Given task »
Write out all records as given; omit images.

[Stored data]

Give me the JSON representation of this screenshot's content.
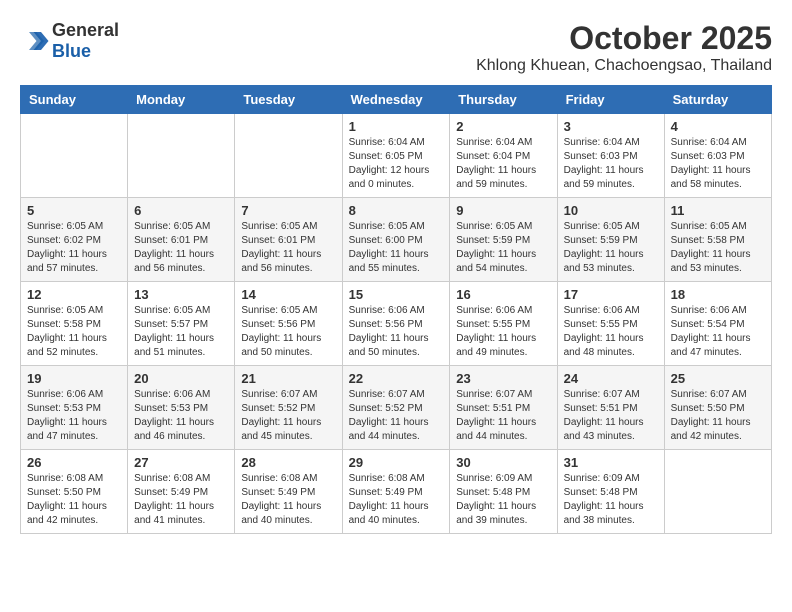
{
  "header": {
    "logo_general": "General",
    "logo_blue": "Blue",
    "month": "October 2025",
    "location": "Khlong Khuean, Chachoengsao, Thailand"
  },
  "weekdays": [
    "Sunday",
    "Monday",
    "Tuesday",
    "Wednesday",
    "Thursday",
    "Friday",
    "Saturday"
  ],
  "weeks": [
    [
      {
        "day": "",
        "sunrise": "",
        "sunset": "",
        "daylight": ""
      },
      {
        "day": "",
        "sunrise": "",
        "sunset": "",
        "daylight": ""
      },
      {
        "day": "",
        "sunrise": "",
        "sunset": "",
        "daylight": ""
      },
      {
        "day": "1",
        "sunrise": "Sunrise: 6:04 AM",
        "sunset": "Sunset: 6:05 PM",
        "daylight": "Daylight: 12 hours and 0 minutes."
      },
      {
        "day": "2",
        "sunrise": "Sunrise: 6:04 AM",
        "sunset": "Sunset: 6:04 PM",
        "daylight": "Daylight: 11 hours and 59 minutes."
      },
      {
        "day": "3",
        "sunrise": "Sunrise: 6:04 AM",
        "sunset": "Sunset: 6:03 PM",
        "daylight": "Daylight: 11 hours and 59 minutes."
      },
      {
        "day": "4",
        "sunrise": "Sunrise: 6:04 AM",
        "sunset": "Sunset: 6:03 PM",
        "daylight": "Daylight: 11 hours and 58 minutes."
      }
    ],
    [
      {
        "day": "5",
        "sunrise": "Sunrise: 6:05 AM",
        "sunset": "Sunset: 6:02 PM",
        "daylight": "Daylight: 11 hours and 57 minutes."
      },
      {
        "day": "6",
        "sunrise": "Sunrise: 6:05 AM",
        "sunset": "Sunset: 6:01 PM",
        "daylight": "Daylight: 11 hours and 56 minutes."
      },
      {
        "day": "7",
        "sunrise": "Sunrise: 6:05 AM",
        "sunset": "Sunset: 6:01 PM",
        "daylight": "Daylight: 11 hours and 56 minutes."
      },
      {
        "day": "8",
        "sunrise": "Sunrise: 6:05 AM",
        "sunset": "Sunset: 6:00 PM",
        "daylight": "Daylight: 11 hours and 55 minutes."
      },
      {
        "day": "9",
        "sunrise": "Sunrise: 6:05 AM",
        "sunset": "Sunset: 5:59 PM",
        "daylight": "Daylight: 11 hours and 54 minutes."
      },
      {
        "day": "10",
        "sunrise": "Sunrise: 6:05 AM",
        "sunset": "Sunset: 5:59 PM",
        "daylight": "Daylight: 11 hours and 53 minutes."
      },
      {
        "day": "11",
        "sunrise": "Sunrise: 6:05 AM",
        "sunset": "Sunset: 5:58 PM",
        "daylight": "Daylight: 11 hours and 53 minutes."
      }
    ],
    [
      {
        "day": "12",
        "sunrise": "Sunrise: 6:05 AM",
        "sunset": "Sunset: 5:58 PM",
        "daylight": "Daylight: 11 hours and 52 minutes."
      },
      {
        "day": "13",
        "sunrise": "Sunrise: 6:05 AM",
        "sunset": "Sunset: 5:57 PM",
        "daylight": "Daylight: 11 hours and 51 minutes."
      },
      {
        "day": "14",
        "sunrise": "Sunrise: 6:05 AM",
        "sunset": "Sunset: 5:56 PM",
        "daylight": "Daylight: 11 hours and 50 minutes."
      },
      {
        "day": "15",
        "sunrise": "Sunrise: 6:06 AM",
        "sunset": "Sunset: 5:56 PM",
        "daylight": "Daylight: 11 hours and 50 minutes."
      },
      {
        "day": "16",
        "sunrise": "Sunrise: 6:06 AM",
        "sunset": "Sunset: 5:55 PM",
        "daylight": "Daylight: 11 hours and 49 minutes."
      },
      {
        "day": "17",
        "sunrise": "Sunrise: 6:06 AM",
        "sunset": "Sunset: 5:55 PM",
        "daylight": "Daylight: 11 hours and 48 minutes."
      },
      {
        "day": "18",
        "sunrise": "Sunrise: 6:06 AM",
        "sunset": "Sunset: 5:54 PM",
        "daylight": "Daylight: 11 hours and 47 minutes."
      }
    ],
    [
      {
        "day": "19",
        "sunrise": "Sunrise: 6:06 AM",
        "sunset": "Sunset: 5:53 PM",
        "daylight": "Daylight: 11 hours and 47 minutes."
      },
      {
        "day": "20",
        "sunrise": "Sunrise: 6:06 AM",
        "sunset": "Sunset: 5:53 PM",
        "daylight": "Daylight: 11 hours and 46 minutes."
      },
      {
        "day": "21",
        "sunrise": "Sunrise: 6:07 AM",
        "sunset": "Sunset: 5:52 PM",
        "daylight": "Daylight: 11 hours and 45 minutes."
      },
      {
        "day": "22",
        "sunrise": "Sunrise: 6:07 AM",
        "sunset": "Sunset: 5:52 PM",
        "daylight": "Daylight: 11 hours and 44 minutes."
      },
      {
        "day": "23",
        "sunrise": "Sunrise: 6:07 AM",
        "sunset": "Sunset: 5:51 PM",
        "daylight": "Daylight: 11 hours and 44 minutes."
      },
      {
        "day": "24",
        "sunrise": "Sunrise: 6:07 AM",
        "sunset": "Sunset: 5:51 PM",
        "daylight": "Daylight: 11 hours and 43 minutes."
      },
      {
        "day": "25",
        "sunrise": "Sunrise: 6:07 AM",
        "sunset": "Sunset: 5:50 PM",
        "daylight": "Daylight: 11 hours and 42 minutes."
      }
    ],
    [
      {
        "day": "26",
        "sunrise": "Sunrise: 6:08 AM",
        "sunset": "Sunset: 5:50 PM",
        "daylight": "Daylight: 11 hours and 42 minutes."
      },
      {
        "day": "27",
        "sunrise": "Sunrise: 6:08 AM",
        "sunset": "Sunset: 5:49 PM",
        "daylight": "Daylight: 11 hours and 41 minutes."
      },
      {
        "day": "28",
        "sunrise": "Sunrise: 6:08 AM",
        "sunset": "Sunset: 5:49 PM",
        "daylight": "Daylight: 11 hours and 40 minutes."
      },
      {
        "day": "29",
        "sunrise": "Sunrise: 6:08 AM",
        "sunset": "Sunset: 5:49 PM",
        "daylight": "Daylight: 11 hours and 40 minutes."
      },
      {
        "day": "30",
        "sunrise": "Sunrise: 6:09 AM",
        "sunset": "Sunset: 5:48 PM",
        "daylight": "Daylight: 11 hours and 39 minutes."
      },
      {
        "day": "31",
        "sunrise": "Sunrise: 6:09 AM",
        "sunset": "Sunset: 5:48 PM",
        "daylight": "Daylight: 11 hours and 38 minutes."
      },
      {
        "day": "",
        "sunrise": "",
        "sunset": "",
        "daylight": ""
      }
    ]
  ]
}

Answer to the problem »
Give me the JSON representation of this screenshot's content.
{
  "header": {
    "logo_general": "General",
    "logo_blue": "Blue",
    "month": "October 2025",
    "location": "Khlong Khuean, Chachoengsao, Thailand"
  },
  "weekdays": [
    "Sunday",
    "Monday",
    "Tuesday",
    "Wednesday",
    "Thursday",
    "Friday",
    "Saturday"
  ],
  "weeks": [
    [
      {
        "day": "",
        "sunrise": "",
        "sunset": "",
        "daylight": ""
      },
      {
        "day": "",
        "sunrise": "",
        "sunset": "",
        "daylight": ""
      },
      {
        "day": "",
        "sunrise": "",
        "sunset": "",
        "daylight": ""
      },
      {
        "day": "1",
        "sunrise": "Sunrise: 6:04 AM",
        "sunset": "Sunset: 6:05 PM",
        "daylight": "Daylight: 12 hours and 0 minutes."
      },
      {
        "day": "2",
        "sunrise": "Sunrise: 6:04 AM",
        "sunset": "Sunset: 6:04 PM",
        "daylight": "Daylight: 11 hours and 59 minutes."
      },
      {
        "day": "3",
        "sunrise": "Sunrise: 6:04 AM",
        "sunset": "Sunset: 6:03 PM",
        "daylight": "Daylight: 11 hours and 59 minutes."
      },
      {
        "day": "4",
        "sunrise": "Sunrise: 6:04 AM",
        "sunset": "Sunset: 6:03 PM",
        "daylight": "Daylight: 11 hours and 58 minutes."
      }
    ],
    [
      {
        "day": "5",
        "sunrise": "Sunrise: 6:05 AM",
        "sunset": "Sunset: 6:02 PM",
        "daylight": "Daylight: 11 hours and 57 minutes."
      },
      {
        "day": "6",
        "sunrise": "Sunrise: 6:05 AM",
        "sunset": "Sunset: 6:01 PM",
        "daylight": "Daylight: 11 hours and 56 minutes."
      },
      {
        "day": "7",
        "sunrise": "Sunrise: 6:05 AM",
        "sunset": "Sunset: 6:01 PM",
        "daylight": "Daylight: 11 hours and 56 minutes."
      },
      {
        "day": "8",
        "sunrise": "Sunrise: 6:05 AM",
        "sunset": "Sunset: 6:00 PM",
        "daylight": "Daylight: 11 hours and 55 minutes."
      },
      {
        "day": "9",
        "sunrise": "Sunrise: 6:05 AM",
        "sunset": "Sunset: 5:59 PM",
        "daylight": "Daylight: 11 hours and 54 minutes."
      },
      {
        "day": "10",
        "sunrise": "Sunrise: 6:05 AM",
        "sunset": "Sunset: 5:59 PM",
        "daylight": "Daylight: 11 hours and 53 minutes."
      },
      {
        "day": "11",
        "sunrise": "Sunrise: 6:05 AM",
        "sunset": "Sunset: 5:58 PM",
        "daylight": "Daylight: 11 hours and 53 minutes."
      }
    ],
    [
      {
        "day": "12",
        "sunrise": "Sunrise: 6:05 AM",
        "sunset": "Sunset: 5:58 PM",
        "daylight": "Daylight: 11 hours and 52 minutes."
      },
      {
        "day": "13",
        "sunrise": "Sunrise: 6:05 AM",
        "sunset": "Sunset: 5:57 PM",
        "daylight": "Daylight: 11 hours and 51 minutes."
      },
      {
        "day": "14",
        "sunrise": "Sunrise: 6:05 AM",
        "sunset": "Sunset: 5:56 PM",
        "daylight": "Daylight: 11 hours and 50 minutes."
      },
      {
        "day": "15",
        "sunrise": "Sunrise: 6:06 AM",
        "sunset": "Sunset: 5:56 PM",
        "daylight": "Daylight: 11 hours and 50 minutes."
      },
      {
        "day": "16",
        "sunrise": "Sunrise: 6:06 AM",
        "sunset": "Sunset: 5:55 PM",
        "daylight": "Daylight: 11 hours and 49 minutes."
      },
      {
        "day": "17",
        "sunrise": "Sunrise: 6:06 AM",
        "sunset": "Sunset: 5:55 PM",
        "daylight": "Daylight: 11 hours and 48 minutes."
      },
      {
        "day": "18",
        "sunrise": "Sunrise: 6:06 AM",
        "sunset": "Sunset: 5:54 PM",
        "daylight": "Daylight: 11 hours and 47 minutes."
      }
    ],
    [
      {
        "day": "19",
        "sunrise": "Sunrise: 6:06 AM",
        "sunset": "Sunset: 5:53 PM",
        "daylight": "Daylight: 11 hours and 47 minutes."
      },
      {
        "day": "20",
        "sunrise": "Sunrise: 6:06 AM",
        "sunset": "Sunset: 5:53 PM",
        "daylight": "Daylight: 11 hours and 46 minutes."
      },
      {
        "day": "21",
        "sunrise": "Sunrise: 6:07 AM",
        "sunset": "Sunset: 5:52 PM",
        "daylight": "Daylight: 11 hours and 45 minutes."
      },
      {
        "day": "22",
        "sunrise": "Sunrise: 6:07 AM",
        "sunset": "Sunset: 5:52 PM",
        "daylight": "Daylight: 11 hours and 44 minutes."
      },
      {
        "day": "23",
        "sunrise": "Sunrise: 6:07 AM",
        "sunset": "Sunset: 5:51 PM",
        "daylight": "Daylight: 11 hours and 44 minutes."
      },
      {
        "day": "24",
        "sunrise": "Sunrise: 6:07 AM",
        "sunset": "Sunset: 5:51 PM",
        "daylight": "Daylight: 11 hours and 43 minutes."
      },
      {
        "day": "25",
        "sunrise": "Sunrise: 6:07 AM",
        "sunset": "Sunset: 5:50 PM",
        "daylight": "Daylight: 11 hours and 42 minutes."
      }
    ],
    [
      {
        "day": "26",
        "sunrise": "Sunrise: 6:08 AM",
        "sunset": "Sunset: 5:50 PM",
        "daylight": "Daylight: 11 hours and 42 minutes."
      },
      {
        "day": "27",
        "sunrise": "Sunrise: 6:08 AM",
        "sunset": "Sunset: 5:49 PM",
        "daylight": "Daylight: 11 hours and 41 minutes."
      },
      {
        "day": "28",
        "sunrise": "Sunrise: 6:08 AM",
        "sunset": "Sunset: 5:49 PM",
        "daylight": "Daylight: 11 hours and 40 minutes."
      },
      {
        "day": "29",
        "sunrise": "Sunrise: 6:08 AM",
        "sunset": "Sunset: 5:49 PM",
        "daylight": "Daylight: 11 hours and 40 minutes."
      },
      {
        "day": "30",
        "sunrise": "Sunrise: 6:09 AM",
        "sunset": "Sunset: 5:48 PM",
        "daylight": "Daylight: 11 hours and 39 minutes."
      },
      {
        "day": "31",
        "sunrise": "Sunrise: 6:09 AM",
        "sunset": "Sunset: 5:48 PM",
        "daylight": "Daylight: 11 hours and 38 minutes."
      },
      {
        "day": "",
        "sunrise": "",
        "sunset": "",
        "daylight": ""
      }
    ]
  ]
}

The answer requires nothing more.